# Given problem
Lines holding the string "oltre" are the ones to copy from this listing.

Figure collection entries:
_ _ _ _
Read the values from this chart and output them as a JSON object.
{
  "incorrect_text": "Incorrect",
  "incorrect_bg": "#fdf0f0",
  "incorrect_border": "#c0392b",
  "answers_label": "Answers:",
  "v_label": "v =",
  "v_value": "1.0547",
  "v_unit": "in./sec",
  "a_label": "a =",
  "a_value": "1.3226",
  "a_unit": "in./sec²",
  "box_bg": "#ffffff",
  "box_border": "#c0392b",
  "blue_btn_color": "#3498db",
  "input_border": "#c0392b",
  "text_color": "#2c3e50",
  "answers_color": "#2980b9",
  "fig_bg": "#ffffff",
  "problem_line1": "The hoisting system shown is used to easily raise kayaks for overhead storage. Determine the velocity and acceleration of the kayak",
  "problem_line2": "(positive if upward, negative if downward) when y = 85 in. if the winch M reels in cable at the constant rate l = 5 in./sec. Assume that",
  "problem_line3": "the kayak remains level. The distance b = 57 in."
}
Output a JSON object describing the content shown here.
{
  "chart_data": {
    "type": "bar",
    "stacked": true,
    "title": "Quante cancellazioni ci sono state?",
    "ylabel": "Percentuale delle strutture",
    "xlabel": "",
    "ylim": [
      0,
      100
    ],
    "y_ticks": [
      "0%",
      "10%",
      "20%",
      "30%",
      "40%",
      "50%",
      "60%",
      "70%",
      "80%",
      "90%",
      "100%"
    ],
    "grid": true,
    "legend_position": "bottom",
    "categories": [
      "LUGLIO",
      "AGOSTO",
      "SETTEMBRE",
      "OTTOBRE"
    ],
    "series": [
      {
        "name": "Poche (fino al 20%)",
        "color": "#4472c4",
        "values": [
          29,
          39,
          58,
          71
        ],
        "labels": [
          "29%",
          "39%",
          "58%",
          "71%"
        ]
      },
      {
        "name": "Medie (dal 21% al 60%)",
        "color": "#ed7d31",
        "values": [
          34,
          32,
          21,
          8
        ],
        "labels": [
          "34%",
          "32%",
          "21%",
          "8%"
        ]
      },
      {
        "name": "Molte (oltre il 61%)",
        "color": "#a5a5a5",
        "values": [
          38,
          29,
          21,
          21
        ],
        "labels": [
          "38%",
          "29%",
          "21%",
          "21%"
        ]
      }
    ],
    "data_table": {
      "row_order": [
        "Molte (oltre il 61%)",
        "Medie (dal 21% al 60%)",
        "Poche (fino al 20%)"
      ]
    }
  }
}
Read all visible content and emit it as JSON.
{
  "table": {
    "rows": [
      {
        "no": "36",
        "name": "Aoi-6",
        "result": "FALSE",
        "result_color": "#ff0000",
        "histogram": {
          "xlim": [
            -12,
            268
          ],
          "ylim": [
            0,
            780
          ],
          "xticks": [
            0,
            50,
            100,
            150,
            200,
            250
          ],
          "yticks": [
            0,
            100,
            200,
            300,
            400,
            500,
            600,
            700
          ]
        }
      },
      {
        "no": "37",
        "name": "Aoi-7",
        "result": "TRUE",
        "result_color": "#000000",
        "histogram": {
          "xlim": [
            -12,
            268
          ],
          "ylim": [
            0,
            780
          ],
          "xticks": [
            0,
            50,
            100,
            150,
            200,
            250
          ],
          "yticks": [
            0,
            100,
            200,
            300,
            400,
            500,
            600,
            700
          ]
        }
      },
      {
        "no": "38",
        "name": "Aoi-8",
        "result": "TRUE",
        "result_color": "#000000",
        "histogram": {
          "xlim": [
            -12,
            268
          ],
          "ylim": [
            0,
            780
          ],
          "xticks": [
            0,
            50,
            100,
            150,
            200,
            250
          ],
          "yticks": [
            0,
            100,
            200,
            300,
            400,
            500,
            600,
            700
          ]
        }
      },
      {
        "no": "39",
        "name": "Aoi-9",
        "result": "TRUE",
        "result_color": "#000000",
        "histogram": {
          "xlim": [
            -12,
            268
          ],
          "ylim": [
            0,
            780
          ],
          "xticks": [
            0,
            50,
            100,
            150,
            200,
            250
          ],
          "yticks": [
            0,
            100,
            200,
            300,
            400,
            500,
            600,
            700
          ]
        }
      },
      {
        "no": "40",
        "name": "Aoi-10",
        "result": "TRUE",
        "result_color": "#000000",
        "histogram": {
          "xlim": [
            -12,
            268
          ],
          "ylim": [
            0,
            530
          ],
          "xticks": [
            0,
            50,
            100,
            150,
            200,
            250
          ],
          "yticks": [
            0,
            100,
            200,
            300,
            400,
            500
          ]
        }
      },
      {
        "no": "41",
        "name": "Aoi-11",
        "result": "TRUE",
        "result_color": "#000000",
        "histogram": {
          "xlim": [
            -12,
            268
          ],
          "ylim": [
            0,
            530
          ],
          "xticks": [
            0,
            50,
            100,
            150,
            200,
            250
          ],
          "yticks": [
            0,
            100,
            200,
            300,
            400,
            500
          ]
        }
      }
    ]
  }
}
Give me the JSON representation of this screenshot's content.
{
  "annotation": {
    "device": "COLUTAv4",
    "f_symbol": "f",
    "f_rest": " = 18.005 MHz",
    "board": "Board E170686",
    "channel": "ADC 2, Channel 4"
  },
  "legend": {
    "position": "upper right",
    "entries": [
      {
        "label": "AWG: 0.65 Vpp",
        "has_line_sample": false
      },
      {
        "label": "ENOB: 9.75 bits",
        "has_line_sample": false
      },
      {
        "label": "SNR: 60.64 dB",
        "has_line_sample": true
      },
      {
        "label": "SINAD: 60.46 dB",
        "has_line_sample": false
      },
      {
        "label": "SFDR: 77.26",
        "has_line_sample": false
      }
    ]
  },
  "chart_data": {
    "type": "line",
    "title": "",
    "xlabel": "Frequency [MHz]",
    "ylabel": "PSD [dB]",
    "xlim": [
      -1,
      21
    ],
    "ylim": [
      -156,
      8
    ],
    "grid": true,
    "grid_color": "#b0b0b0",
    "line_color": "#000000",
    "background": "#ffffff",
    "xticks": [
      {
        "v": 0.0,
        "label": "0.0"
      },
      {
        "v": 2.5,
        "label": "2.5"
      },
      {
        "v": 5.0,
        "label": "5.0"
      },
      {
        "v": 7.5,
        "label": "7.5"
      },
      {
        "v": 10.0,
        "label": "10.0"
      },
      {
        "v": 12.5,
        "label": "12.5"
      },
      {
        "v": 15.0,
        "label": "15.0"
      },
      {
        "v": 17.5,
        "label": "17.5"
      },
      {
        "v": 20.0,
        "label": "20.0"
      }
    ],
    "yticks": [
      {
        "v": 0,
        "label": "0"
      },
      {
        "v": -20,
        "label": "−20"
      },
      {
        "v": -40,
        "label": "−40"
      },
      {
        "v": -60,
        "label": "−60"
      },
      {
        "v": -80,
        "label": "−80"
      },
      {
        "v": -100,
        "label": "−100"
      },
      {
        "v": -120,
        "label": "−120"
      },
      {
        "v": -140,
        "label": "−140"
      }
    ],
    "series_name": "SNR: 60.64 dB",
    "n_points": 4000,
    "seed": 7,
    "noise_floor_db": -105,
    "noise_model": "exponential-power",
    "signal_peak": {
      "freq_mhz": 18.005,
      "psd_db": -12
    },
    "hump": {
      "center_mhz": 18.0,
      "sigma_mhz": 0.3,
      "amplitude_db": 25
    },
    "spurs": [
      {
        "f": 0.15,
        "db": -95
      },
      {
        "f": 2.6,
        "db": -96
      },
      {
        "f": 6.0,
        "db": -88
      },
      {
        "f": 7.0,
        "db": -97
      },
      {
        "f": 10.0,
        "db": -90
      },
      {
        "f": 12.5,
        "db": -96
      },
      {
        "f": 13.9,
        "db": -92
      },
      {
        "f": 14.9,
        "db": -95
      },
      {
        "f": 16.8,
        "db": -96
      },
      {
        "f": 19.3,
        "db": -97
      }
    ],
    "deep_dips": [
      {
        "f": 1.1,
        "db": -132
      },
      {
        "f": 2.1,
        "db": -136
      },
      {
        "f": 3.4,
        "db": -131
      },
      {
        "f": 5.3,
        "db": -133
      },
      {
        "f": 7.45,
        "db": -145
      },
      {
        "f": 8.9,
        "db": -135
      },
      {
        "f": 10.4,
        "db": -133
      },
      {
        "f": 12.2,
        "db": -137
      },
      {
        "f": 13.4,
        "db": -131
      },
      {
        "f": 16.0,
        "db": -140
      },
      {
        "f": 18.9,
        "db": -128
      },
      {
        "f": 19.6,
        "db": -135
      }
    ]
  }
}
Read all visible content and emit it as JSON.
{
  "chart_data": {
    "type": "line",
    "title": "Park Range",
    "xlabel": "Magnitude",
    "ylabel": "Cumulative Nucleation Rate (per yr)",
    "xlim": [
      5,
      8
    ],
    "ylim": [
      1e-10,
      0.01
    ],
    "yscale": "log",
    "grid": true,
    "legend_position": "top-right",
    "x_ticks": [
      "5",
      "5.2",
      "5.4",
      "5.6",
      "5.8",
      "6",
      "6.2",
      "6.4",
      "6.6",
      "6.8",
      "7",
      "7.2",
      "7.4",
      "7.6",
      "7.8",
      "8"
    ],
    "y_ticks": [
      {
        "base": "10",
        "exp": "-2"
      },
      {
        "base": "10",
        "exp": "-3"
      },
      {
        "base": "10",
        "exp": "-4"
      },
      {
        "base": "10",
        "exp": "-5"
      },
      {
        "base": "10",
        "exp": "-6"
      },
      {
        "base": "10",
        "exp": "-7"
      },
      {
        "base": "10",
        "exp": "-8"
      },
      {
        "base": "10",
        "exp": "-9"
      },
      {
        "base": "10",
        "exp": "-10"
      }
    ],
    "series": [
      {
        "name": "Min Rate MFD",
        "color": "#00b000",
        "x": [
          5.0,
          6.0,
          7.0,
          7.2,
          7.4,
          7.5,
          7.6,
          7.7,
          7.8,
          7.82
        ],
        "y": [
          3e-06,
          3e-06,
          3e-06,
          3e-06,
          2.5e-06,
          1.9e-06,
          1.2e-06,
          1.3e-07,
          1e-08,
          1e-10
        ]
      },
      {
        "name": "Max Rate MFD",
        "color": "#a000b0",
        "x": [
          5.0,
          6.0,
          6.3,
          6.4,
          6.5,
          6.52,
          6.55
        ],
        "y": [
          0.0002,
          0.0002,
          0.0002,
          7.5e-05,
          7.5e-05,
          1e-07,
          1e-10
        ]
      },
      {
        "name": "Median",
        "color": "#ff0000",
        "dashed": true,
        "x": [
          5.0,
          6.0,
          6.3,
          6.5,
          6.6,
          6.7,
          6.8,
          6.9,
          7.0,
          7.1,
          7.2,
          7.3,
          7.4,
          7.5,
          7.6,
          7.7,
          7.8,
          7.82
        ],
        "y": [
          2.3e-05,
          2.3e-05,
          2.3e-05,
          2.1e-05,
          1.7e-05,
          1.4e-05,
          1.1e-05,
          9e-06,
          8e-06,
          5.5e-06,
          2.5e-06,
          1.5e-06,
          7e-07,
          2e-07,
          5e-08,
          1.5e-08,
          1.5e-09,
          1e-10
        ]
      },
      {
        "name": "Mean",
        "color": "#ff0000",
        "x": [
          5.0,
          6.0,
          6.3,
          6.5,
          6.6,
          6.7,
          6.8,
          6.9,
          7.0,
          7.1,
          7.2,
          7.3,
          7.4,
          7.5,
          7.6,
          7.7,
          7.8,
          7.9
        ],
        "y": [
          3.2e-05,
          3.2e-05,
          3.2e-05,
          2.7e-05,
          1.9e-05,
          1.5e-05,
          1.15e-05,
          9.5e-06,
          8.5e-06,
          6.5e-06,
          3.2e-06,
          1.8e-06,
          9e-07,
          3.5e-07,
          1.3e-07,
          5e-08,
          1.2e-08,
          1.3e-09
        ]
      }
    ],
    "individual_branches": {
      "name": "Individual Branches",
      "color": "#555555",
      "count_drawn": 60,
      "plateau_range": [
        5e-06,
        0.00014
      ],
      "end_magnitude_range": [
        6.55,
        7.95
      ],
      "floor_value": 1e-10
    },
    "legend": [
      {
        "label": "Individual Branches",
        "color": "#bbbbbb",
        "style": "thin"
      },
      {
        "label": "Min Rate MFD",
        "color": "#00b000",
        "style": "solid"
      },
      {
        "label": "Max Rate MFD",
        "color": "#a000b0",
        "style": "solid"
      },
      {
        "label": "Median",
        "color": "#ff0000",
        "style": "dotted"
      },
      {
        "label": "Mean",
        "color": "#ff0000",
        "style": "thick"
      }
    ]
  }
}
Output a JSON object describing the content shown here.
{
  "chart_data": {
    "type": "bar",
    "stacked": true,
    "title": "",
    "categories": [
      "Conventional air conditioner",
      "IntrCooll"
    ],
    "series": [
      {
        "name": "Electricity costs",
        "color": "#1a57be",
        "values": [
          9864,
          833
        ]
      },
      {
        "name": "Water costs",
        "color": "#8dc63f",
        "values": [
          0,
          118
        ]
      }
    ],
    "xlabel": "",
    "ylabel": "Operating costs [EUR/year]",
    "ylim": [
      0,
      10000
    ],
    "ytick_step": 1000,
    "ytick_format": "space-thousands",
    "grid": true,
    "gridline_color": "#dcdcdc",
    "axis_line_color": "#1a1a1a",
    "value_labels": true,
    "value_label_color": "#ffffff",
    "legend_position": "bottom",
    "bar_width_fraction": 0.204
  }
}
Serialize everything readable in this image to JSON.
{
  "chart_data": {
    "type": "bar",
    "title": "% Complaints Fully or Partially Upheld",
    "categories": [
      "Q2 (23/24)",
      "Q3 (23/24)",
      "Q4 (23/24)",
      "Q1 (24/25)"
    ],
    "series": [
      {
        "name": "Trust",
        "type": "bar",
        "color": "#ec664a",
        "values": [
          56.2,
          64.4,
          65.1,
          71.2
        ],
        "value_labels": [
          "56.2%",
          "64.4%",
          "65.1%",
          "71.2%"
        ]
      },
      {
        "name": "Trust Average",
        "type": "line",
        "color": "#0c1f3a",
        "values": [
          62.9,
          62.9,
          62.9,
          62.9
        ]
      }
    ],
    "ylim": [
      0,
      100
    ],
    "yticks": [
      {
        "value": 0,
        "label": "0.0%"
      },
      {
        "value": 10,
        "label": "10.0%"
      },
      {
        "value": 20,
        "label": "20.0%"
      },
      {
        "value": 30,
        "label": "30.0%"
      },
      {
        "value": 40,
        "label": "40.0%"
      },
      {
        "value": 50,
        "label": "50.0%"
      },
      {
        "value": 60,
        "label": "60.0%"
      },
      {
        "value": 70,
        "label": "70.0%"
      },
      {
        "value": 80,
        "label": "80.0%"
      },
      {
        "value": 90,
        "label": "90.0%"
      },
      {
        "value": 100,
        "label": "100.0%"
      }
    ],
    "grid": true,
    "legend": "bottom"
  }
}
_ _ _ _
# Exercise output
        "name": "Molte (oltre il 61%)",
        "Molte (oltre il 61%)",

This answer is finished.